** START OF Provided data **
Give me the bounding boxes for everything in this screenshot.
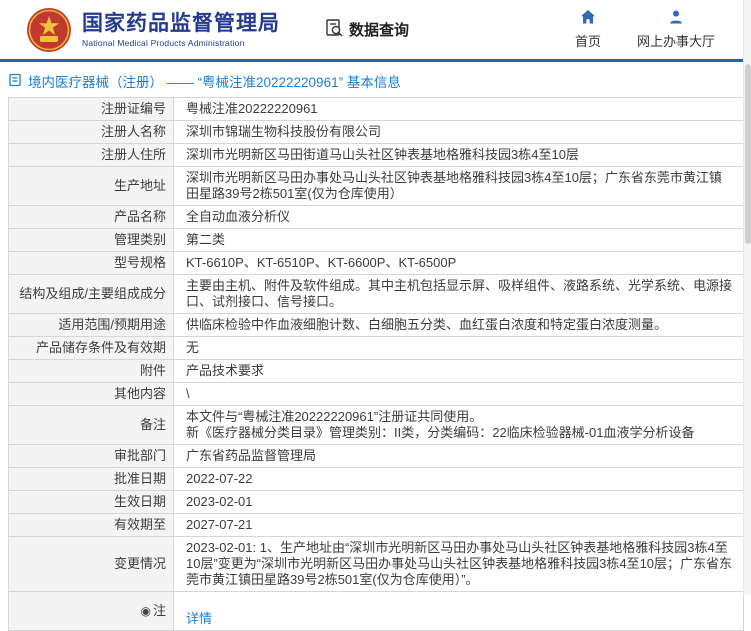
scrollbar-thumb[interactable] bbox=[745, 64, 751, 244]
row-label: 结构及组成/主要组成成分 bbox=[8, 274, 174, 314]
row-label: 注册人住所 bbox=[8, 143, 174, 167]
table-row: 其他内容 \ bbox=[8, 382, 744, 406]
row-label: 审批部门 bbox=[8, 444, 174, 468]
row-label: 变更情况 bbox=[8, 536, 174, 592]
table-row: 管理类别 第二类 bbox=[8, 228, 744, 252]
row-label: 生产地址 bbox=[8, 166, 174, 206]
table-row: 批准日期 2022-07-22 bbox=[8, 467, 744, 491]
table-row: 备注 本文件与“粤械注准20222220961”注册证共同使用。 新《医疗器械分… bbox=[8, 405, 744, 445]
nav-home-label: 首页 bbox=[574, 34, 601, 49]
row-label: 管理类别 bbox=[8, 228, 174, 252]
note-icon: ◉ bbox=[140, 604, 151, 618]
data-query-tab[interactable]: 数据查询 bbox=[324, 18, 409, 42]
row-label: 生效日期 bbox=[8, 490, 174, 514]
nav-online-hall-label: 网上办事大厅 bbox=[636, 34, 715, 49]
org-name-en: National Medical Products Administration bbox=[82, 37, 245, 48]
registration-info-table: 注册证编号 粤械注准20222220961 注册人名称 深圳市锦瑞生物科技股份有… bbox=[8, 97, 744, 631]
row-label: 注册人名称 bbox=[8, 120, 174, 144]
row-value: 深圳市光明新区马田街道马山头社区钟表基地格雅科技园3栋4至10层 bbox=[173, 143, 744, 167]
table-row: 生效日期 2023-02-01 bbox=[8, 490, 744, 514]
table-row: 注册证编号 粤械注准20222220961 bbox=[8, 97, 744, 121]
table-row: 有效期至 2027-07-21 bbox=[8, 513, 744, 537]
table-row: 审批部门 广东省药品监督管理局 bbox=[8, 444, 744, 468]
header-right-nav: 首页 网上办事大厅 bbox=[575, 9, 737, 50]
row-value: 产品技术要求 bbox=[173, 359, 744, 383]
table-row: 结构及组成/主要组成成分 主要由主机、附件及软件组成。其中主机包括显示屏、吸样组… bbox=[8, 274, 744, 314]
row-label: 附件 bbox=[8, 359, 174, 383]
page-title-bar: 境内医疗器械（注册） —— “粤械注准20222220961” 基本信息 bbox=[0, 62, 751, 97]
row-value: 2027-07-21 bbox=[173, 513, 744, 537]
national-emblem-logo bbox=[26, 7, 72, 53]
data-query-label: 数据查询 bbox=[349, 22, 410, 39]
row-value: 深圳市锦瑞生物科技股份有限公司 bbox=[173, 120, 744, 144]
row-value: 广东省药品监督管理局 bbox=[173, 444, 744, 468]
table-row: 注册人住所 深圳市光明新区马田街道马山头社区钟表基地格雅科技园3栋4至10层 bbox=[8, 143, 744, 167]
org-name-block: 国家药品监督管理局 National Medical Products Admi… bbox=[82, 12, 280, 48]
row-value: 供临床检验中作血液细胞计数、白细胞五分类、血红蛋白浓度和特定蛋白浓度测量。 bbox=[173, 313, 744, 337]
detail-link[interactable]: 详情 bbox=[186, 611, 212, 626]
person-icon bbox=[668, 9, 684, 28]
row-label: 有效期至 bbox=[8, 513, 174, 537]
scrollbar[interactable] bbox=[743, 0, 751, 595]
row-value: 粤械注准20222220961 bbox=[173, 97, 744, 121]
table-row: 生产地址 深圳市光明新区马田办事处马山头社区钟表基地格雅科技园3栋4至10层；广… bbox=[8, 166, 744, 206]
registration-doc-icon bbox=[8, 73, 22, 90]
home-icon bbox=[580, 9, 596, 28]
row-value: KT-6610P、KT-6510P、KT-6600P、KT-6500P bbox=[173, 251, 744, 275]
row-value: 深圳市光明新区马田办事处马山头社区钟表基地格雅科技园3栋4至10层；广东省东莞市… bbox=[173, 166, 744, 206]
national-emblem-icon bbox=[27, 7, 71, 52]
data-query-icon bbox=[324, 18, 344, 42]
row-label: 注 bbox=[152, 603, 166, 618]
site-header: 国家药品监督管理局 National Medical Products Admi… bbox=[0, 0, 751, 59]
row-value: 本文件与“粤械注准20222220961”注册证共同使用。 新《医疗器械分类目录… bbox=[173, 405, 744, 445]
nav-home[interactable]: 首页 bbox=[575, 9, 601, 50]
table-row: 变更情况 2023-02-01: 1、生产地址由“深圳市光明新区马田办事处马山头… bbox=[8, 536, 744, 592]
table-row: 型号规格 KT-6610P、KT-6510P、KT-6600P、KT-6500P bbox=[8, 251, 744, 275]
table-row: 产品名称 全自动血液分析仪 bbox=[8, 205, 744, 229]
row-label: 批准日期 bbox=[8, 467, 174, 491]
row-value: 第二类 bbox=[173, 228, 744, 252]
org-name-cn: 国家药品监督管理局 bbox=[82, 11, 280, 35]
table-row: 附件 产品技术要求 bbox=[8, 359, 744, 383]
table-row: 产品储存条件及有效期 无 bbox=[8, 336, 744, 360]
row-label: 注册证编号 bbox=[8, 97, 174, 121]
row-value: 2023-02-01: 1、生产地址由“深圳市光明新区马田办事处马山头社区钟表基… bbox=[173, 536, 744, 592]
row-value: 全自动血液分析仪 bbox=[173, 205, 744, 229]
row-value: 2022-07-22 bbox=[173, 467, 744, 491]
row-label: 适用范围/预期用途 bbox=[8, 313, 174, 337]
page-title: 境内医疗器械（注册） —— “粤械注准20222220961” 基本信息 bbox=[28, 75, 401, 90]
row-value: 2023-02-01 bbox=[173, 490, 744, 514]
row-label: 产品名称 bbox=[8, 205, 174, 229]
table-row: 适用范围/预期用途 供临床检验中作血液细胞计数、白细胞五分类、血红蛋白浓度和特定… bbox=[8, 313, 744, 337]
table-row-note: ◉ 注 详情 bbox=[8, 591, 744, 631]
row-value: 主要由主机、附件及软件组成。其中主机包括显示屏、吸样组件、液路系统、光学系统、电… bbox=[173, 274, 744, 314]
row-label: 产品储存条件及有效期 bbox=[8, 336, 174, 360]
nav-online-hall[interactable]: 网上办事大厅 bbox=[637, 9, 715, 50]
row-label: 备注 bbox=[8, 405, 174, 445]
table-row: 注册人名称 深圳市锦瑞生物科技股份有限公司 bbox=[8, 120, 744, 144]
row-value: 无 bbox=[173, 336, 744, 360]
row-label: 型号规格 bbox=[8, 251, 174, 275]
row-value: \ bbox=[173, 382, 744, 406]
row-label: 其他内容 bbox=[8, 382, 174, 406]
** END OF Provided data **
** START OF Provided data **
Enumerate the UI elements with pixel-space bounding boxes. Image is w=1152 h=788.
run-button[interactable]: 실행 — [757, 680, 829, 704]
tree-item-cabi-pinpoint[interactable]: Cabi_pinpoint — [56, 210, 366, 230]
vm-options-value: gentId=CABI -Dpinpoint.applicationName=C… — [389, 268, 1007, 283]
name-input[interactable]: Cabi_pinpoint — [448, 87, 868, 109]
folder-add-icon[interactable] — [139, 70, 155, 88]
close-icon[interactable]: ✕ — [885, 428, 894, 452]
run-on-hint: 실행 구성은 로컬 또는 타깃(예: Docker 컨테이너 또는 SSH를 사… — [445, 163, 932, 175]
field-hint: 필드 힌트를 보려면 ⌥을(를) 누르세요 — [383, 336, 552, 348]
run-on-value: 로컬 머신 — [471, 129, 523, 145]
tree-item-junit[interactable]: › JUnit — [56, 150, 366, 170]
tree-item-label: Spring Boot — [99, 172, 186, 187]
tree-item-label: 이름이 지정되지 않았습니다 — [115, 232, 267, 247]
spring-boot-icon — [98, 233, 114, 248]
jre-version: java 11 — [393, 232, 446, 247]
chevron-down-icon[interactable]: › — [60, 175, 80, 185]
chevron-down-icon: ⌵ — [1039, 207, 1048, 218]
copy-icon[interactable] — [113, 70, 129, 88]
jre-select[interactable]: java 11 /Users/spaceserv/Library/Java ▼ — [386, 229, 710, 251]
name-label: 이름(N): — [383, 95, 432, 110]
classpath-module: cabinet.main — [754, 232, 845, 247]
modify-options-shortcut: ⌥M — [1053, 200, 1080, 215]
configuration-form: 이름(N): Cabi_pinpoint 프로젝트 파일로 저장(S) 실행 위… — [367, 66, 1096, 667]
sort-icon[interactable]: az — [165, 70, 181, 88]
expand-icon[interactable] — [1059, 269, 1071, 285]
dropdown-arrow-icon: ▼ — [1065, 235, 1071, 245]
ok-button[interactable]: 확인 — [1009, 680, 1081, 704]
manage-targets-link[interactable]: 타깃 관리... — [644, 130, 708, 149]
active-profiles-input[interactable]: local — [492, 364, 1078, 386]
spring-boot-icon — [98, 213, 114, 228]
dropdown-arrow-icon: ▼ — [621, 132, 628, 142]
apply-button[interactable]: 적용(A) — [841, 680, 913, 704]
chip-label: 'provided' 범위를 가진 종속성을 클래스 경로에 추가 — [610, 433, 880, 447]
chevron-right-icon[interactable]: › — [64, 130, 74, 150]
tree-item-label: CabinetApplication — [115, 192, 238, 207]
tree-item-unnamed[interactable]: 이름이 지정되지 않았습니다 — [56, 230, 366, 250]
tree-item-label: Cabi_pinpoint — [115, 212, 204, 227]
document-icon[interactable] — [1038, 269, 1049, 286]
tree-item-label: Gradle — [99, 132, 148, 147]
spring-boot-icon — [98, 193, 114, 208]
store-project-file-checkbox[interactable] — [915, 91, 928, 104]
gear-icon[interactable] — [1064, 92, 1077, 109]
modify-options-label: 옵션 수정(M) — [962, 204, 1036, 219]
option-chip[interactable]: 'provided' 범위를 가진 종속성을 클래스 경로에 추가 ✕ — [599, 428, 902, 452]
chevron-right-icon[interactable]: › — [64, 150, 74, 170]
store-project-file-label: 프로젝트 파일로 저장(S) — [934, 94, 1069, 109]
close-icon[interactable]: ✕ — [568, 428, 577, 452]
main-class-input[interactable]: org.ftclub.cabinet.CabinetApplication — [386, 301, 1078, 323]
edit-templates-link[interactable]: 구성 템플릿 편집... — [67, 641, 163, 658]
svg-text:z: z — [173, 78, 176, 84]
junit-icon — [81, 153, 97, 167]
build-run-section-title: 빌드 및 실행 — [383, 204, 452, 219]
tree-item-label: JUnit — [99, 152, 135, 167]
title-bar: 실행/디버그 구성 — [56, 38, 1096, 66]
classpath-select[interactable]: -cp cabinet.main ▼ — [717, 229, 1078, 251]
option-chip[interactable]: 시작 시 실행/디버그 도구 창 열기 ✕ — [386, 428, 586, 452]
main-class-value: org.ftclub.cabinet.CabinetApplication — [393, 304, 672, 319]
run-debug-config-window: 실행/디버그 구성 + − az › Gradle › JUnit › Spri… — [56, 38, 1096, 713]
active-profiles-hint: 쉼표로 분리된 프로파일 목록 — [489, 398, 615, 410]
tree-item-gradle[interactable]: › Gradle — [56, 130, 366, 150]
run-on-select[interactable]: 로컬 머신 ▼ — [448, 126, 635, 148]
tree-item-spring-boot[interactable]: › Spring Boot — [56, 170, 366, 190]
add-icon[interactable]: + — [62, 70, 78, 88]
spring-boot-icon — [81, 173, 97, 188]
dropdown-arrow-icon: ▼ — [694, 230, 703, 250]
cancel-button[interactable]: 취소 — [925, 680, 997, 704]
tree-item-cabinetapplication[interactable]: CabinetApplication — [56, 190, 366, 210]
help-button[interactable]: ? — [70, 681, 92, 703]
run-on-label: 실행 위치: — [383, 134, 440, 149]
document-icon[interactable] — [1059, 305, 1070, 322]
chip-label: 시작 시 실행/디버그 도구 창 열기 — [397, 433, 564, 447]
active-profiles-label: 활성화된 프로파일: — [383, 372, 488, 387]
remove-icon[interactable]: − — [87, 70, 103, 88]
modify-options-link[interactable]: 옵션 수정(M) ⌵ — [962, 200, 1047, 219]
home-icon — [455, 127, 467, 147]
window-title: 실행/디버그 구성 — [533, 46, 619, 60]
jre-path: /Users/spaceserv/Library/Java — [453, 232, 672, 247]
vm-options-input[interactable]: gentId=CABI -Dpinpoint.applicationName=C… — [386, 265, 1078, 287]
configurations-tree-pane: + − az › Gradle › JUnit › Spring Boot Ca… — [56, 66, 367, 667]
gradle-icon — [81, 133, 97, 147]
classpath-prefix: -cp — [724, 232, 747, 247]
** END OF Provided data **
** START OF Provided data **
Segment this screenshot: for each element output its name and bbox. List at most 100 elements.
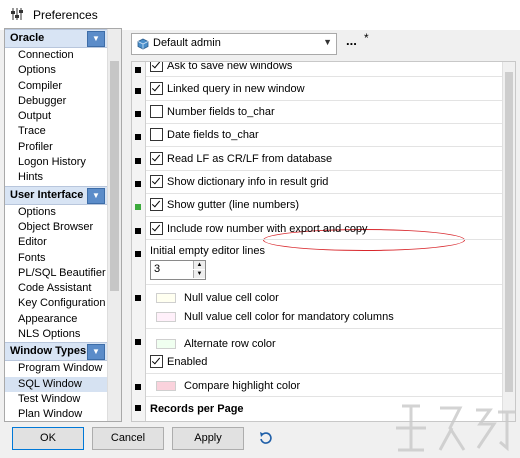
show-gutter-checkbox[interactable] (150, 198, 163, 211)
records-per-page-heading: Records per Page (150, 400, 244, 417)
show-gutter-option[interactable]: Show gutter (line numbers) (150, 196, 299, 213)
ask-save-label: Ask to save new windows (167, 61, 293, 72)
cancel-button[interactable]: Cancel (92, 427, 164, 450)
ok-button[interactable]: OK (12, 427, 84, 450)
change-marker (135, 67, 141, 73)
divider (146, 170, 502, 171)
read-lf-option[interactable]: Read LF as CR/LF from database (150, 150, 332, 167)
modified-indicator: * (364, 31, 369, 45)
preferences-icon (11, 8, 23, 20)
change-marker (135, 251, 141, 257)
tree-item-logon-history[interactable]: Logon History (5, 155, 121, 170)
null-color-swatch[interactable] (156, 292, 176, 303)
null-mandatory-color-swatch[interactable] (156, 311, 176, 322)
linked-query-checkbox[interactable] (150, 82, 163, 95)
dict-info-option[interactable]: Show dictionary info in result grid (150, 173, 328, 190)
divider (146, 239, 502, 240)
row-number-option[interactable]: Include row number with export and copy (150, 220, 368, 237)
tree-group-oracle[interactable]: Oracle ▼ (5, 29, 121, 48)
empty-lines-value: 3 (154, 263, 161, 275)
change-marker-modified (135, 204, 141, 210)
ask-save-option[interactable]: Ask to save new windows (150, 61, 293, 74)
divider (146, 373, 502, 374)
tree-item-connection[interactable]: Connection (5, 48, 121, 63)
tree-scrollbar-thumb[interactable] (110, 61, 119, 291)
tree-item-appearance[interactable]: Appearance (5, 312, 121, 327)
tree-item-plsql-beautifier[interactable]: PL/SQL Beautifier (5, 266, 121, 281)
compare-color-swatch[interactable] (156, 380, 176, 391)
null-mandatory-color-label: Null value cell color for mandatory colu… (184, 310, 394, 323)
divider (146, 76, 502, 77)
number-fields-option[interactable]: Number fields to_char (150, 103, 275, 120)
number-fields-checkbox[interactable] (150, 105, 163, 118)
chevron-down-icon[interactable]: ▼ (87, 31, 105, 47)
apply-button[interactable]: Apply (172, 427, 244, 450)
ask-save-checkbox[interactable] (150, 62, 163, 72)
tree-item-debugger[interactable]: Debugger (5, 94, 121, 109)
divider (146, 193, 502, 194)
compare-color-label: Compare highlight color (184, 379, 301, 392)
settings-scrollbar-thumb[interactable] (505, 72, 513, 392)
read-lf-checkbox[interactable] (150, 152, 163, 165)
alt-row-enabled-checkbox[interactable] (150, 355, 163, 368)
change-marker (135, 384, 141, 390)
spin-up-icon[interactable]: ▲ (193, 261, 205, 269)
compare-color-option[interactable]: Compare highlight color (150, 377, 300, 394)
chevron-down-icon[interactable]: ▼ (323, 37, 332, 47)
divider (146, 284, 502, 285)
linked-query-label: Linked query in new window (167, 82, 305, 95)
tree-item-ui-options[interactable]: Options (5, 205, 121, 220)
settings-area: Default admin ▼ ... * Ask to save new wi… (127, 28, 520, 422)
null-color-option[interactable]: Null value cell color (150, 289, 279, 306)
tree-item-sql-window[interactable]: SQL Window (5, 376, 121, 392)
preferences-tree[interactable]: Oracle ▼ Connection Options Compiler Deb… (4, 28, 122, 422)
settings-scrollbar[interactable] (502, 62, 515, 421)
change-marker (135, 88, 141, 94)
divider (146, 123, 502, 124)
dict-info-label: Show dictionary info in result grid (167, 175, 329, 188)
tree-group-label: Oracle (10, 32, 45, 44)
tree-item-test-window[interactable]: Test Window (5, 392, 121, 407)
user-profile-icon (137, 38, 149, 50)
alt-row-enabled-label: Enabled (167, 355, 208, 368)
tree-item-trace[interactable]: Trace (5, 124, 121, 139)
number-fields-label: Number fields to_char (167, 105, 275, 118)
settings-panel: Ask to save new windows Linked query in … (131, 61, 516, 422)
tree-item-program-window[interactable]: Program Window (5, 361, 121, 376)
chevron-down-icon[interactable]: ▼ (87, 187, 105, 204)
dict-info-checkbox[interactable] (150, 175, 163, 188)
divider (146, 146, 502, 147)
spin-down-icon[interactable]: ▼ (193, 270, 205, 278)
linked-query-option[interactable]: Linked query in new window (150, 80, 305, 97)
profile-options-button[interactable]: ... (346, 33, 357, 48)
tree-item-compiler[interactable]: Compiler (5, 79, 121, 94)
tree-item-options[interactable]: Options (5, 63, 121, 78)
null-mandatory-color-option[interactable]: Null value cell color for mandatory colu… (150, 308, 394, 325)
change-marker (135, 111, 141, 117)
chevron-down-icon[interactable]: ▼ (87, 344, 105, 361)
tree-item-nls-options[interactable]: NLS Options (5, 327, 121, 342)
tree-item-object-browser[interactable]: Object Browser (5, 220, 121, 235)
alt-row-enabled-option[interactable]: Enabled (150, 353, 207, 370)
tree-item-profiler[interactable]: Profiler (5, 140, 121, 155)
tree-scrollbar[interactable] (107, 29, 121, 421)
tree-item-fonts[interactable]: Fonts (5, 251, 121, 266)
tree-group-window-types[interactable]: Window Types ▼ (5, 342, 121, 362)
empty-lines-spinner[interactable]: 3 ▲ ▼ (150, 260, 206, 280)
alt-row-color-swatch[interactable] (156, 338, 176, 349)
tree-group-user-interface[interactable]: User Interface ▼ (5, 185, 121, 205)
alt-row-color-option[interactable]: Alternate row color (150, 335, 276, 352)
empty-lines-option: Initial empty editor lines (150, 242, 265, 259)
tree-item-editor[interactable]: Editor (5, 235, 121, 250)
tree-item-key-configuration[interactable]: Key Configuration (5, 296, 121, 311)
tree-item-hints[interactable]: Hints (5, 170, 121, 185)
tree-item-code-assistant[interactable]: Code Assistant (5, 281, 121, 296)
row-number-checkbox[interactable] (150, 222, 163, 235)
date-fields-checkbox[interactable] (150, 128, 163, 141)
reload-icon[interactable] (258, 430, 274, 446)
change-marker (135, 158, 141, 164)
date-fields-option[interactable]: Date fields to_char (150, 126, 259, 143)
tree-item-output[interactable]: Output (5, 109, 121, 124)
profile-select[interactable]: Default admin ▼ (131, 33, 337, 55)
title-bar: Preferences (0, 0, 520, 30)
** END OF Provided data **
**What you should do:**
Quote the entries above, starting with the line that contains "show-gutter-checkbox[interactable] (150, 198, 163, 211)" and going on through the line that contains "ask-save-label: Ask to".

**Result:**
show-gutter-checkbox[interactable] (150, 198, 163, 211)
records-per-page-heading: Records per Page (150, 400, 244, 417)
show-gutter-option[interactable]: Show gutter (line numbers) (150, 196, 299, 213)
ask-save-label: Ask to save new windows (167, 61, 293, 72)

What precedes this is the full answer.